• **Ihre Aufgabe**
Entnehmen Sie dem Text zum Strafverfahren wegen der Alkoholfahrt mit der Zugmaschine die Passage von „Vom Vorwurf der“ bis „ausdrücklich nicht bestritten.“ wortgetreu.

• **Textauszug**
-=-=-

Mit Aktenvermerk von 24. Juni 2011 wurde seitens der Erstinstanz das Strafverfahren gemäß § 30 Abs.2 VStG bis zur rechtskräftigen Erledigung des gerichtlichen Strafverfahrens ausgesetzt.

 

Mit seit 3. September 2011 rechtskräftigem Urteil des Landesgerichtes Linz vom 30. August 2011, 26 Hv 125/11v, wurde der Bw des Vergehens der Gefährdung der körperlichen Sicherheit nach § 89 (81 Abs.1 Z2) StGB schuldig erkannt, weil er am 21. Mai 2011, wenn auch nur fahrlässig, eine Gefahr für das Leben, der Gesundheit oder die körperliche Sicherheit der RH herbeigeführt hat, nachdem er sich vor der Tat, wenn auch nur fahrlässig, durch Genuss von Alkohol oder den Gebrauch eines anderen berauschenden Mittels in einen die Zurechnungsfähig­keit nicht ausschließenden Rauschzustand versetzt hat, obwohl er vorhergesehen hat oder vorhersehen hätte können, dass ihm eine Tätigkeit bevorsteht, deren Vornahme in diesem Zustand eine Gefahr für das Leben, die Gesundheit oder die körperliche Sicherheit eines anderen herbeizuführen oder zu vergrößern geeignet ist, indem er auf dem Sonnweg als Lenker der Zugmaschine X ohne gültige Lenkberechtigung mit zumindest 2 Promille Blutalkoholkonzentration am linken Fahrbahnrand fuhr und ein Zusammenstoß mit der ihm entgegen­kommenden Mopedfahrerin RH lediglich dadurch verhindert werden konnte, dass diese auf die neben der Straße befindliche Böschung fuhr. Der Bw wurde hierfür zu einer Geldstrafe von 30 Tagessätzen zu je 4 Euro, also gesamt 120 Euro, im Nichteinbringungsfall zu 15 Tagen Ersatzfreiheitsstrafe, verurteilt. Mildernd wurde die Unbescholtenheit, erschwerend fehlende Einsicht berücksichtigt.

Vom Vorwurf der gefährlichen Drohung nach § 107 Abs.1 StGB gegen RH wurde der Bw mangels Schuldbeweis freigesprochen, weil er "Drohungen mit Beschim­pfungen vermengt habe, sodass ihm nicht bewusst war, dass er durch seine Äußerungen RH in Furcht und Unruhe versetzen könne."

Das Urteil langte erst auf ausdrückliches Ersuchen der Erstinstanz an das Landes­gericht Linz am 3. Februar 2012 dort ein.

 

Auf die Aufforderung zur Rechtfertigung vom 7. Februar 2012, zugestellt durch Hinterlegung, hat der Bw nicht reagiert, sodass das angefochtene Straferkenntnis erging. Die ihm im Punkt 2) vorgeworfene Übertretung des KFG 1967 in Form der abgelaufenen Begutachtungsplakette an der Zugmaschine hat der Bw in der Berufung ausdrücklich nicht bestritten.

-=-=-

• **Datensätze**
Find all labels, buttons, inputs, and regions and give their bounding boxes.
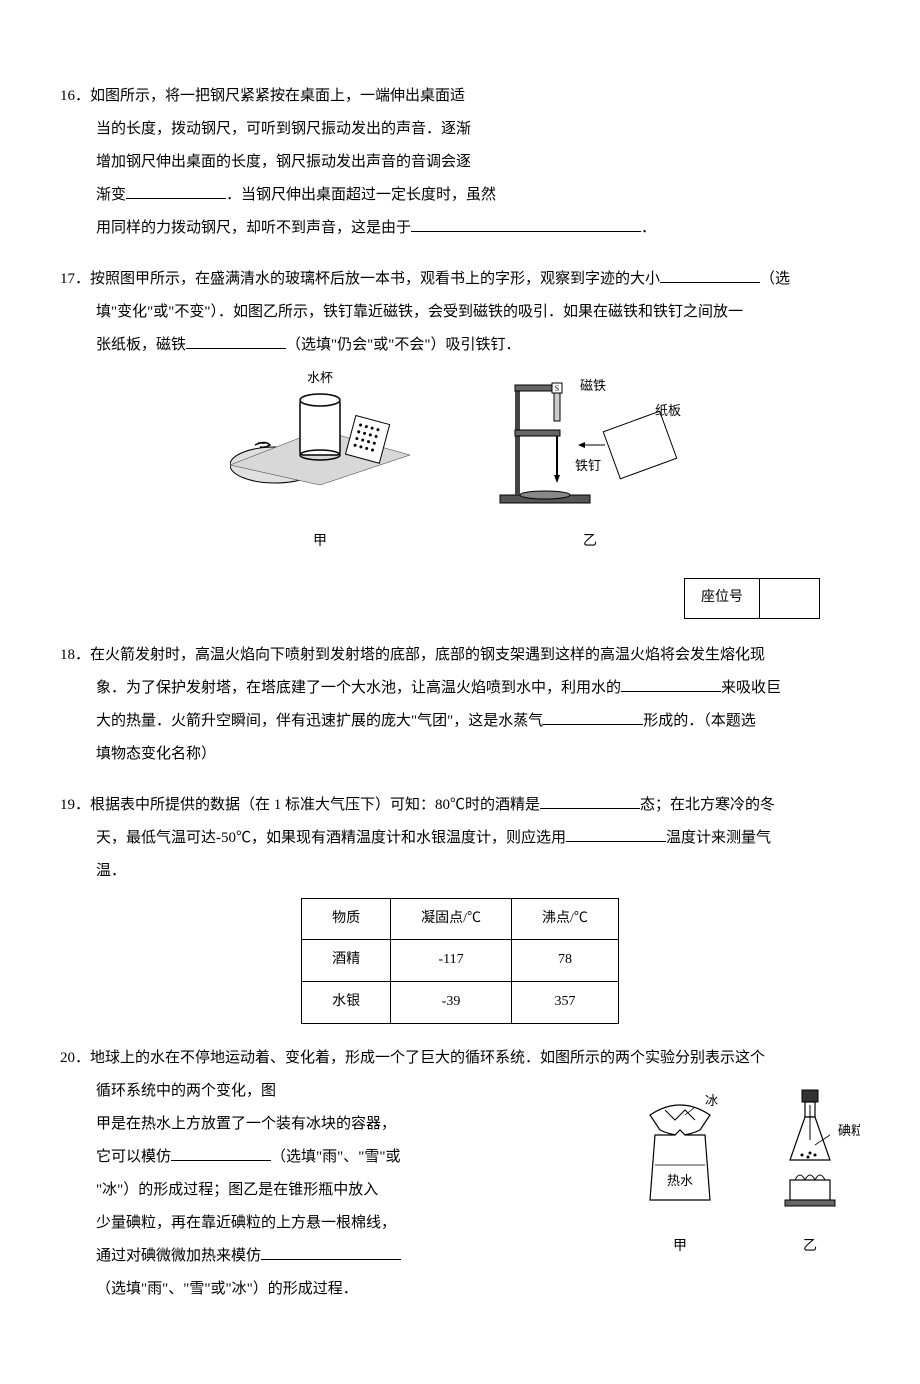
table-row: 酒精 -117 78 <box>302 940 619 982</box>
question-20: 20．地球上的水在不停地运动着、变化着，形成一个了巨大的循环系统．如图所示的两个… <box>60 1042 860 1306</box>
q20-figure-jia: 冰 热水 甲 <box>630 1085 730 1263</box>
seat-value <box>760 578 820 618</box>
cup-diagram-icon: 水杯 <box>230 370 410 510</box>
svg-text:碘粒: 碘粒 <box>838 1123 860 1138</box>
q17-yi-label: 乙 <box>490 527 690 558</box>
q17-figures: 水杯 甲 <box>60 370 860 558</box>
svg-text:水杯: 水杯 <box>307 370 333 385</box>
blank-20-1 <box>171 1146 271 1161</box>
svg-text:铁钉: 铁钉 <box>575 458 601 473</box>
blank-19-2 <box>566 827 666 842</box>
blank-17-2 <box>186 334 286 349</box>
q18-line4: 填物态变化名称） <box>60 738 860 771</box>
blank-16-2 <box>411 217 641 232</box>
iodine-diagram-icon: 碘粒 <box>760 1085 860 1215</box>
q18-line2: 象．为了保护发射塔，在塔底建了一个大水池，让高温火焰喷到水中，利用水的来吸收巨 <box>60 672 860 705</box>
question-16: 16．如图所示，将一把钢尺紧紧按在桌面上，一端伸出桌面适 当的长度，拨动钢尺，可… <box>60 80 860 245</box>
svg-text:S: S <box>555 384 559 393</box>
q17-line2: 填"变化"或"不变"）．如图乙所示，铁钉靠近磁铁，会受到磁铁的吸引．如果在磁铁和… <box>60 296 860 329</box>
blank-16-1 <box>126 184 226 199</box>
q20-yi-label: 乙 <box>760 1232 860 1263</box>
q16-num: 16． <box>60 88 90 104</box>
seat-label: 座位号 <box>685 578 760 618</box>
q20-num: 20． <box>60 1050 90 1066</box>
q20-figure-yi: 碘粒 乙 <box>760 1085 860 1263</box>
blank-18-1 <box>621 677 721 692</box>
q17-line3: 张纸板，磁铁（选填"仍会"或"不会"）吸引铁钉． <box>60 329 860 362</box>
q17-line1: 17．按照图甲所示，在盛满清水的玻璃杯后放一本书，观看书上的字形，观察到字迹的大… <box>60 263 860 296</box>
q17-figure-jia: 水杯 甲 <box>230 370 410 558</box>
q16-line3: 增加钢尺伸出桌面的长度，钢尺振动发出声音的音调会逐 <box>60 146 860 179</box>
svg-text:纸板: 纸板 <box>655 403 681 418</box>
q19-line1: 19．根据表中所提供的数据（在 1 标准大气压下）可知：80℃时的酒精是态；在北… <box>60 789 860 822</box>
question-17: 17．按照图甲所示，在盛满清水的玻璃杯后放一本书，观看书上的字形，观察到字迹的大… <box>60 263 860 558</box>
q19-num: 19． <box>60 797 90 813</box>
blank-17-1 <box>660 268 760 283</box>
seat-number-box: 座位号 <box>60 578 820 619</box>
q16-line1: 16．如图所示，将一把钢尺紧紧按在桌面上，一端伸出桌面适 <box>60 80 860 113</box>
q18-num: 18． <box>60 647 90 663</box>
svg-text:冰: 冰 <box>705 1093 718 1108</box>
q17-jia-label: 甲 <box>230 527 410 558</box>
blank-18-2 <box>543 710 643 725</box>
q20-intro: 20．地球上的水在不停地运动着、变化着，形成一个了巨大的循环系统．如图所示的两个… <box>60 1042 860 1075</box>
th-boiling: 沸点/℃ <box>512 898 619 940</box>
q17-num: 17． <box>60 271 90 287</box>
table-row: 水银 -39 357 <box>302 982 619 1024</box>
q16-line4: 渐变．当钢尺伸出桌面超过一定长度时，虽然 <box>60 179 860 212</box>
svg-text:热水: 热水 <box>667 1173 693 1188</box>
q16-line5: 用同样的力拨动钢尺，却听不到声音，这是由于． <box>60 212 860 245</box>
th-freezing: 凝固点/℃ <box>391 898 512 940</box>
q19-line3: 温． <box>60 855 860 888</box>
blank-20-2 <box>261 1245 401 1260</box>
th-substance: 物质 <box>302 898 391 940</box>
q17-figure-yi: S 铁钉 磁铁 纸板 乙 <box>490 370 690 558</box>
q20-text-block: 循环系统中的两个变化，图 甲是在热水上方放置了一个装有冰块的容器， 它可以模仿（… <box>96 1075 610 1306</box>
magnet-diagram-icon: S 铁钉 磁铁 纸板 <box>490 370 690 510</box>
q19-line2: 天，最低气温可达-50℃，如果现有酒精温度计和水银温度计，则应选用温度计来测量气 <box>60 822 860 855</box>
table-header-row: 物质 凝固点/℃ 沸点/℃ <box>302 898 619 940</box>
question-18: 18．在火箭发射时，高温火焰向下喷射到发射塔的底部，底部的钢支架遇到这样的高温火… <box>60 639 860 771</box>
svg-text:磁铁: 磁铁 <box>580 378 606 393</box>
q16-line2: 当的长度，拨动钢尺，可听到钢尺振动发出的声音．逐渐 <box>60 113 860 146</box>
q20-jia-label: 甲 <box>630 1232 730 1263</box>
ice-water-diagram-icon: 冰 热水 <box>630 1085 730 1215</box>
q18-line1: 18．在火箭发射时，高温火焰向下喷射到发射塔的底部，底部的钢支架遇到这样的高温火… <box>60 639 860 672</box>
question-19: 19．根据表中所提供的数据（在 1 标准大气压下）可知：80℃时的酒精是态；在北… <box>60 789 860 1024</box>
blank-19-1 <box>540 794 640 809</box>
q18-line3: 大的热量．火箭升空瞬间，伴有迅速扩展的庞大"气团"，这是水蒸气形成的．（本题选 <box>60 705 860 738</box>
q19-data-table: 物质 凝固点/℃ 沸点/℃ 酒精 -117 78 水银 -39 357 <box>301 898 619 1024</box>
q20-figures: 冰 热水 甲 碘粒 <box>630 1085 860 1263</box>
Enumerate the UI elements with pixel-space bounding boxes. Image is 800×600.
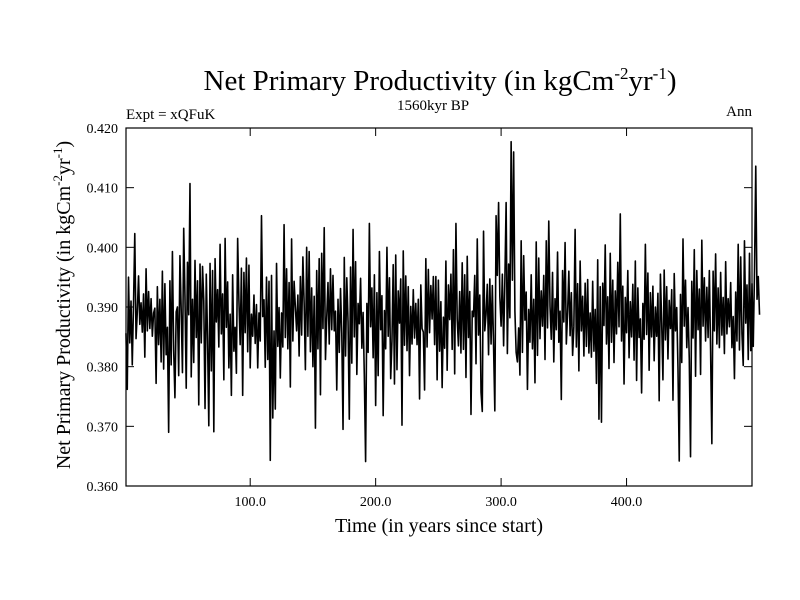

-=-=-

• **Lösung der Aufgabe**
Vom Vorwurf der gefährlichen Drohung nach § 107 Abs.1 StGB gegen RH wurde der Bw mangels Schuldbeweis freigesprochen, weil er "Drohungen mit Beschim­pfungen vermengt habe, sodass ihm nicht bewusst war, dass er durch seine Äußerungen RH in Furcht und Unruhe versetzen könne."

Das Urteil langte erst auf ausdrückliches Ersuchen der Erstinstanz an das Landes­gericht Linz am 3. Februar 2012 dort ein.

 

Auf die Aufforderung zur Rechtfertigung vom 7. Februar 2012, zugestellt durch Hinterlegung, hat der Bw nicht reagiert, sodass das angefochtene Straferkenntnis erging. Die ihm im Punkt 2) vorgeworfene Übertretung des KFG 1967 in Form der abgelaufenen Begutachtungsplakette an der Zugmaschine hat der Bw in der Berufung ausdrücklich nicht bestritten.